__Exercise brief__
Extract each line of the data and write it out again exactly.

• • • • • • •

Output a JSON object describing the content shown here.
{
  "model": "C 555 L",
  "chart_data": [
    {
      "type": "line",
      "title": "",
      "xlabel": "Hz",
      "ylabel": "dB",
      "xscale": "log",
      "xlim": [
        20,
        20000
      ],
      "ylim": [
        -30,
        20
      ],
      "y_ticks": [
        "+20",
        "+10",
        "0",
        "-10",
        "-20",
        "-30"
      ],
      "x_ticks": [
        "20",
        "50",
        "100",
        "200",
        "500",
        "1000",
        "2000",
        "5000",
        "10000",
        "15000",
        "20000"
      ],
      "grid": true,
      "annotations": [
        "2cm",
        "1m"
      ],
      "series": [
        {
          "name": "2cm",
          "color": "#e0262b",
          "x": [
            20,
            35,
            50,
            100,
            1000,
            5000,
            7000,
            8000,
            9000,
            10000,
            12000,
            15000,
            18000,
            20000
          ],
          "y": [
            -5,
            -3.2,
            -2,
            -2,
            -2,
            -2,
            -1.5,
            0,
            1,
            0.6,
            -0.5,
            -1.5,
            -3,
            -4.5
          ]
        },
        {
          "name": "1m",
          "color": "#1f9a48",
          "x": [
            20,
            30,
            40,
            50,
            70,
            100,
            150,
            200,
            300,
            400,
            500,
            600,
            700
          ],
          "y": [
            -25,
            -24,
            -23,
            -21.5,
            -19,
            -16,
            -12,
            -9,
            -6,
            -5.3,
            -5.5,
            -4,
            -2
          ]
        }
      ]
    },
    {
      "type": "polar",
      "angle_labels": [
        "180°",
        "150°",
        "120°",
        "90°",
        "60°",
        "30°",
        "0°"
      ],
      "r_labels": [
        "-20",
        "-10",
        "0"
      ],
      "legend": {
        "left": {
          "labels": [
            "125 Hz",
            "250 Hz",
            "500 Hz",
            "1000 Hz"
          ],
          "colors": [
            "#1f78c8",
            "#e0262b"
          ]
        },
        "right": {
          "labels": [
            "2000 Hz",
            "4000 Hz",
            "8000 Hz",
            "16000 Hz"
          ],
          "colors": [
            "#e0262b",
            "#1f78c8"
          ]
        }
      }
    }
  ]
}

• • • • • • •

__Written answer__
Output a JSON object describing the content shown here.
{
  "model": "C 555 L",
  "chart_data": [
    {
      "type": "line",
      "title": "",
      "xlabel": "Hz",
      "ylabel": "dB",
      "xscale": "log",
      "xlim": [
        20,
        20000
      ],
      "ylim": [
        -30,
        20
      ],
      "y_ticks": [
        "+20",
        "+10",
        "0",
        "-10",
        "-20",
        "-30"
      ],
      "x_ticks": [
        "20",
        "50",
        "100",
        "200",
        "500",
        "1000",
        "2000",
        "5000",
        "10000",
        "15000",
        "20000"
      ],
      "grid": true,
      "annotations": [
        "2cm",
        "1m"
      ],
      "series": [
        {
          "name": "2cm",
          "color": "#e0262b",
          "x": [
            20,
            35,
            50,
            100,
            1000,
            5000,
            7000,
            8000,
            9000,
            10000,
            12000,
            15000,
            18000,
            20000
          ],
          "y": [
            -5,
            -3.2,
            -2,
            -2,
            -2,
            -2,
            -1.5,
            0,
            1,
            0.6,
            -0.5,
            -1.5,
            -3,
            -4.5
          ]
        },
        {
          "name": "1m",
          "color": "#1f9a48",
          "x": [
            20,
            30,
            40,
            50,
            70,
            100,
            150,
            200,
            300,
            400,
            500,
            600,
            700
          ],
          "y": [
            -25,
            -24,
            -23,
            -21.5,
            -19,
            -16,
            -12,
            -9,
            -6,
            -5.3,
            -5.5,
            -4,
            -2
          ]
        }
      ]
    },
    {
      "type": "polar",
      "angle_labels": [
        "180°",
        "150°",
        "120°",
        "90°",
        "60°",
        "30°",
        "0°"
      ],
      "r_labels": [
        "-20",
        "-10",
        "0"
      ],
      "legend": {
        "left": {
          "labels": [
            "125 Hz",
            "250 Hz",
            "500 Hz",
            "1000 Hz"
          ],
          "colors": [
            "#1f78c8",
            "#e0262b"
          ]
        },
        "right": {
          "labels": [
            "2000 Hz",
            "4000 Hz",
            "8000 Hz",
            "16000 Hz"
          ],
          "colors": [
            "#e0262b",
            "#1f78c8"
          ]
        }
      }
    }
  ]
}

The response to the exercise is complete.